● **THE PROBLEM**
Each entry below must be repeated exactly, with pictures left out.

===== AVAILABLE DATA =====

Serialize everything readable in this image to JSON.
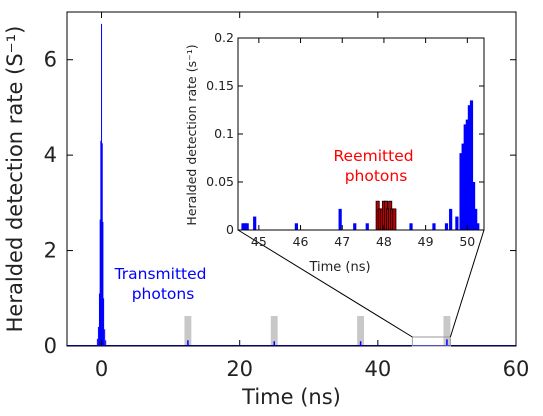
{
  "chart_data": [
    {
      "type": "bar",
      "xlabel": "Time (ns)",
      "ylabel": "Heralded detection rate (S⁻¹)",
      "xlim": [
        -5,
        60
      ],
      "ylim": [
        0,
        7
      ],
      "xticks": [
        0,
        20,
        40,
        60
      ],
      "yticks": [
        0,
        2,
        4,
        6
      ],
      "grid": false,
      "series_color": "#0000ff",
      "annotation": {
        "lines": [
          "Transmitted",
          "photons"
        ],
        "color": "#0000ff"
      },
      "peak": {
        "x": [
          -0.6,
          -0.45,
          -0.3,
          -0.2,
          -0.1,
          0,
          0.1,
          0.2,
          0.3,
          0.45,
          0.6
        ],
        "y": [
          0.15,
          0.4,
          1.1,
          2.65,
          4.3,
          6.75,
          4.25,
          2.6,
          1.0,
          0.35,
          0.12
        ]
      },
      "small_peaks": {
        "x": [
          12.5,
          25,
          37.5,
          50
        ],
        "y": [
          0.12,
          0.1,
          0.1,
          0.14
        ]
      },
      "shaded_regions": [
        [
          12,
          13
        ],
        [
          24.5,
          25.5
        ],
        [
          37,
          38
        ],
        [
          49.5,
          50.5
        ]
      ],
      "shade_color": "#c8c8c8",
      "zoom_box": {
        "x": [
          45,
          50.5
        ],
        "y": [
          0,
          0.2
        ]
      }
    },
    {
      "type": "bar",
      "xlabel": "Time (ns)",
      "ylabel": "Heralded detection rate (s⁻¹)",
      "xlim": [
        44.5,
        50.4
      ],
      "ylim": [
        0,
        0.2
      ],
      "xticks": [
        45,
        46,
        47,
        48,
        49,
        50
      ],
      "yticks": [
        0,
        0.05,
        0.1,
        0.15,
        0.2
      ],
      "ytick_labels": [
        "0",
        "0.05",
        "0.1",
        "0.15",
        "0.2"
      ],
      "grid": false,
      "series": [
        {
          "color": "#0000ff",
          "x": [
            44.62,
            44.67,
            44.72,
            44.9,
            45.9,
            46.95,
            47.3,
            47.6,
            48.65,
            49.2,
            49.5,
            49.6,
            49.75,
            49.85,
            49.9,
            49.95,
            50.0,
            50.05,
            50.1,
            50.15,
            50.2,
            50.25
          ],
          "y": [
            0.007,
            0.007,
            0.007,
            0.014,
            0.007,
            0.022,
            0.007,
            0.007,
            0.007,
            0.007,
            0.007,
            0.022,
            0.014,
            0.08,
            0.09,
            0.11,
            0.115,
            0.13,
            0.135,
            0.05,
            0.022,
            0.007
          ]
        },
        {
          "color": "#c00000",
          "x": [
            47.85,
            47.9,
            47.95,
            48.0,
            48.05,
            48.1,
            48.15,
            48.2,
            48.25
          ],
          "y": [
            0.03,
            0.022,
            0.022,
            0.03,
            0.03,
            0.022,
            0.03,
            0.022,
            0.022
          ]
        }
      ],
      "annotation": {
        "lines": [
          "Reemitted",
          "photons"
        ],
        "color": "#ff0000"
      }
    }
  ]
}
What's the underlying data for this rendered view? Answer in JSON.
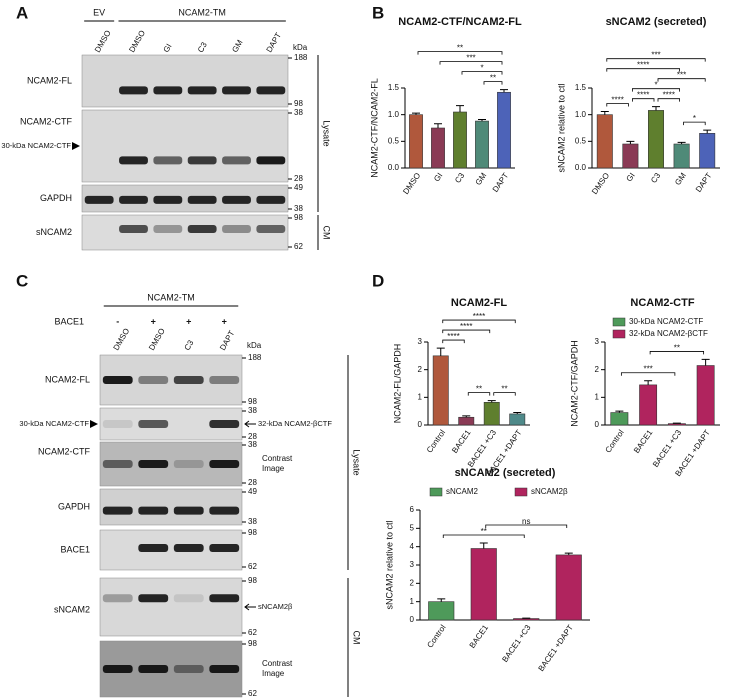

=====

● **SOLUTION TO THE EXERCISE**
Serialize everything readable in this image to JSON.
{
  "chart_data": [
    {
      "type": "bar",
      "xlabel": "Time (ns)",
      "ylabel": "Heralded detection rate (S⁻¹)",
      "xlim": [
        -5,
        60
      ],
      "ylim": [
        0,
        7
      ],
      "xticks": [
        0,
        20,
        40,
        60
      ],
      "yticks": [
        0,
        2,
        4,
        6
      ],
      "grid": false,
      "series_color": "#0000ff",
      "annotation": {
        "lines": [
          "Transmitted",
          "photons"
        ],
        "color": "#0000ff"
      },
      "peak": {
        "x": [
          -0.6,
          -0.45,
          -0.3,
          -0.2,
          -0.1,
          0,
          0.1,
          0.2,
          0.3,
          0.45,
          0.6
        ],
        "y": [
          0.15,
          0.4,
          1.1,
          2.65,
          4.3,
          6.75,
          4.25,
          2.6,
          1.0,
          0.35,
          0.12
        ]
      },
      "small_peaks": {
        "x": [
          12.5,
          25,
          37.5,
          50
        ],
        "y": [
          0.12,
          0.1,
          0.1,
          0.14
        ]
      },
      "shaded_regions": [
        [
          12,
          13
        ],
        [
          24.5,
          25.5
        ],
        [
          37,
          38
        ],
        [
          49.5,
          50.5
        ]
      ],
      "shade_color": "#c8c8c8",
      "zoom_box": {
        "x": [
          45,
          50.5
        ],
        "y": [
          0,
          0.2
        ]
      }
    },
    {
      "type": "bar",
      "xlabel": "Time (ns)",
      "ylabel": "Heralded detection rate (s⁻¹)",
      "xlim": [
        44.5,
        50.4
      ],
      "ylim": [
        0,
        0.2
      ],
      "xticks": [
        45,
        46,
        47,
        48,
        49,
        50
      ],
      "yticks": [
        0,
        0.05,
        0.1,
        0.15,
        0.2
      ],
      "ytick_labels": [
        "0",
        "0.05",
        "0.1",
        "0.15",
        "0.2"
      ],
      "grid": false,
      "series": [
        {
          "color": "#0000ff",
          "x": [
            44.62,
            44.67,
            44.72,
            44.9,
            45.9,
            46.95,
            47.3,
            47.6,
            48.65,
            49.2,
            49.5,
            49.6,
            49.75,
            49.85,
            49.9,
            49.95,
            50.0,
            50.05,
            50.1,
            50.15,
            50.2,
            50.25
          ],
          "y": [
            0.007,
            0.007,
            0.007,
            0.014,
            0.007,
            0.022,
            0.007,
            0.007,
            0.007,
            0.007,
            0.007,
            0.022,
            0.014,
            0.08,
            0.09,
            0.11,
            0.115,
            0.13,
            0.135,
            0.05,
            0.022,
            0.007
          ]
        },
        {
          "color": "#c00000",
          "x": [
            47.85,
            47.9,
            47.95,
            48.0,
            48.05,
            48.1,
            48.15,
            48.2,
            48.25
          ],
          "y": [
            0.03,
            0.022,
            0.022,
            0.03,
            0.03,
            0.022,
            0.03,
            0.022,
            0.022
          ]
        }
      ],
      "annotation": {
        "lines": [
          "Reemitted",
          "photons"
        ],
        "color": "#ff0000"
      }
    }
  ]
}
What's the underlying data for this rendered view? Answer in JSON.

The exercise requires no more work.